━━━━━ TEXT SEGMENT

Fitch Rates Energy Transfer Partners Sr. Unsecured Notes Offering 'BBB-'
KEY RATING DRIVERS
Increased Size, Scale and Diversity: Recent mergers and growth projects at ETP have resulted in a larger, more diversified, and generally stronger partnership. ETP's percentage of contractually supported fee-based margins has gradually increased. The recently closed merger between ETP and Regency Energy Partners, LP (RGP) is expected to provide ETP with increased cash flows driven by expected synergies and improved returns on growth projects previously planned at RGP. ETP should benefit from the increased size and scale, an increased project backlog, and increased geographic exposure, particularly in West Texas and the Marcellus and Utica shales. With ETP's merger with RGP and its interests in Sunoco, LP (SUN; rated 'BB'/Stable Outlook by Fitch) and Sunoco Logistics LP (SXL; 'BBB'/Stable Outlook), ETP's operating assets and retail platform provide further diversified geographic and business line exposure and a major platform for growth within most of the major U.S. production regions.
Moderate Leverage Metrics: Fitch expects ETP's adjusted consolidated debt/EBITDA should range between 4.0x to 4.5x in both 2015 and 2016. If leverage were to be meaningfully above 4.5x on a sustained basis, Fitch would likely take a negative rating action.
Modest Commodity Price Exposure: Pro-forma for the merger, ETP expects that roughly 85% to 87% of its cash flows are fee based for 2015. As such, expectations are that cash flows remain relatively stable even in the current weak commodity price environment.

━━━━━━━━━━
━━━━━ ENTRIES PROVIDED

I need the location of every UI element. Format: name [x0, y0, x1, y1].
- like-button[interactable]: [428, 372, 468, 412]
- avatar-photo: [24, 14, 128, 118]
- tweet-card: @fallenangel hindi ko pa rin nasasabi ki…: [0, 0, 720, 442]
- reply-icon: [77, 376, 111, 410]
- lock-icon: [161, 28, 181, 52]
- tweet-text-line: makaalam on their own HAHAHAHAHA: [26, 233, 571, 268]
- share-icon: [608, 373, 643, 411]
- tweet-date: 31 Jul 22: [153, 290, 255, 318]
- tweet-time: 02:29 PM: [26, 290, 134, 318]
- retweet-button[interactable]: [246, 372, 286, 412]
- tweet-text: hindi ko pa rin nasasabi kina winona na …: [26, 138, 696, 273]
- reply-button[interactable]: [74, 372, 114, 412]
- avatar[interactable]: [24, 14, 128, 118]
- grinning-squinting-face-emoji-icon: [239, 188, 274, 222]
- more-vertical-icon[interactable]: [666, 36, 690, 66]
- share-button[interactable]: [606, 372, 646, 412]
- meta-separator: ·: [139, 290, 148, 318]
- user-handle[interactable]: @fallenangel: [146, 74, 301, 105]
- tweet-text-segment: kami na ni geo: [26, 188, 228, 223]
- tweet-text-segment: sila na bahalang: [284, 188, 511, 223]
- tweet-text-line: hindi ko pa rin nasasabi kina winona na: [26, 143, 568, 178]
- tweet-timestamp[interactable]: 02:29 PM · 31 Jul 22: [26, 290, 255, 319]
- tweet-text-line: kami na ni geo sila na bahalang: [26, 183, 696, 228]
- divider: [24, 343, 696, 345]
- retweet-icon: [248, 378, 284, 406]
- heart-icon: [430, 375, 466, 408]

━━━━━━━━━━
━━━━━ ENTRIES PROVIDED

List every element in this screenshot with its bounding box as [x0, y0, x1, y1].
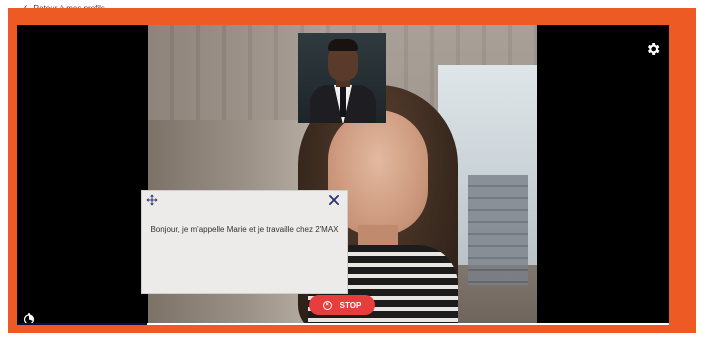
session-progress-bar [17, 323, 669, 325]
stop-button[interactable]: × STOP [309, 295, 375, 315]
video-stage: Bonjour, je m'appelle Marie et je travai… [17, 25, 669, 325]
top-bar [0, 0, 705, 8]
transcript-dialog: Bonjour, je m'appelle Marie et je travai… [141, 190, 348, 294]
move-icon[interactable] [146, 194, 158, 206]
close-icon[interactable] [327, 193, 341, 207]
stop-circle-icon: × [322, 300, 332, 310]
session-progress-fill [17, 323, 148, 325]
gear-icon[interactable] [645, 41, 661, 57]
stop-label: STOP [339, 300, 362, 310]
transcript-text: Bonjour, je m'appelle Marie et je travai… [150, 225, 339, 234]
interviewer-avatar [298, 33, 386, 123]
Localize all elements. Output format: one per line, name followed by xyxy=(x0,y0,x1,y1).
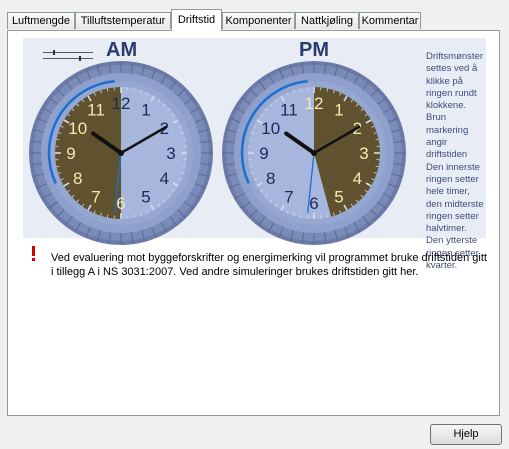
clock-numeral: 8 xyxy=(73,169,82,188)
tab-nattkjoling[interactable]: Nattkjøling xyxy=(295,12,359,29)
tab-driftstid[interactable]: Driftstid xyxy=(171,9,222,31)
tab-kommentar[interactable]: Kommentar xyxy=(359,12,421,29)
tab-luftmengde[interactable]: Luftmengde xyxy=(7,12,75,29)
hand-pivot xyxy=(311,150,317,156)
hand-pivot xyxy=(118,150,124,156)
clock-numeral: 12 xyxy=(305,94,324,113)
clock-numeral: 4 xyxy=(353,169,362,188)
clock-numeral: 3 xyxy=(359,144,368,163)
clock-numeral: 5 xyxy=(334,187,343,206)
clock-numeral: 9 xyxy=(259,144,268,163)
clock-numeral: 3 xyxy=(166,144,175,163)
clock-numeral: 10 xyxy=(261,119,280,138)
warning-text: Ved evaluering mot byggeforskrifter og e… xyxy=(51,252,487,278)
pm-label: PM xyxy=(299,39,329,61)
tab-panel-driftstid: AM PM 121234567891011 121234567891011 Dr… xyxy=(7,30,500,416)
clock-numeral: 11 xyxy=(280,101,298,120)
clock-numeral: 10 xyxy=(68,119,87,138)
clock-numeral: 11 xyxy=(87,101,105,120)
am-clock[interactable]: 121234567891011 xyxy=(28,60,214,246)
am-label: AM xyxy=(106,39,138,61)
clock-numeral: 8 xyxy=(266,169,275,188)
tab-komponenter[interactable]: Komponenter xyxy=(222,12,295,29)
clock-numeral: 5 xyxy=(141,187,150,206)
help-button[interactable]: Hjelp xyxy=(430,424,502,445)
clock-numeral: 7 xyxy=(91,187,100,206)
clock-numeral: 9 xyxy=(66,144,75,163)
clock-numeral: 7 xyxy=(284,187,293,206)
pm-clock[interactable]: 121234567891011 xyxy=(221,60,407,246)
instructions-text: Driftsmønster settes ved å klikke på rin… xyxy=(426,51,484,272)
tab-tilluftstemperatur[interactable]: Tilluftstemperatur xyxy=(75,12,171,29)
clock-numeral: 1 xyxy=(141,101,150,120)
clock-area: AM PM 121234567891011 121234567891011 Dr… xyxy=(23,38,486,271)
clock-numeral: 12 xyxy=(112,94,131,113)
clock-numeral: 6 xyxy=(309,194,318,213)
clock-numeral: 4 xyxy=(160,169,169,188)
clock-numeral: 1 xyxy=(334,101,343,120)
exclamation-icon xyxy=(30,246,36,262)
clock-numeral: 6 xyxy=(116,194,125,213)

━━━━━━━━━━

> _WRITTEN EXERCISE_: Extend the Fitch rating report on Energy Transfer Partners past its last sentence. The records play no part here.

> _TASK OUTPUT_:
Other Rating Considerations: ETP's structural subordination to subsidiary debt and uncertainties resulting from potential future structural changes are also considered. The potential effect on pipeline system utilization and related re-contracting risk resulting from changing natural gas supply dynamics is a longer-term concern.
KEY ASSUMPTIONS
Fitch's key assumptions within the rating case for the issuer include:
--WTI oil price that trends up from \$50/barrel in 2015 to \$60/barrel in 2016 and a long-term price of \$70/barrel; and Henry Hub gas that trends up from \$3/mcf in 2015 to a long-term price of \$3.75/mcf consistent with Fitch's published Base Case commodity price deck;
--Moderate revenue growth on existing assets;
--Balanced funding with both debt and equity of growth capital spending and acquisitions
RATING SENSITIVITIES
Positive: Future developments that may, individually or collectively, lead to a positive rating action include:
--A material improvement in credit metrics with ETP adjusted leverage sustained at between 3.5x and 4.0x;
--Reduced consolidated business risk as ETP acquires and expands fixed-fee operations.
Negative: Future developments that may, individually or collectively, lead to a negative rating action include:
--Weakening credit metrics with ETP leverage above 5.0x on a sustained basis would likely lead to a downgrade to BB+;
--Increasing commodity price exposure above 30% could lead to a negative ratings action.
LIQUIDITY
Liquidity is Adequate: ETP has access to a \$3.75 billion unsecured five-year revolving credit facility that matures in November 2019. As of March 31, 2015, ETP had no borrowings under the credit facility. On April 30, 2015 ETP borrowed \$1.5 billion to partially repay the RGP credit facility. The bank agreement contains a financial covenant that provides that on each date ETP makes a distribution, the leverage ratio, as defined in the credit agreement, shall not exceed 5.0x. With permitted acquisitions leverage can temporarily increase to 5.5x. ETP is currently in compliance with this covenant.
Fitch's ratings for ETP are as follows:
Energy Transfer Partners, LP
--IDR 'BBB-';
--Senior unsecured debt 'BBB-';
--Junior subordinated debt 'BB'.
The Rating Outlook is Stable.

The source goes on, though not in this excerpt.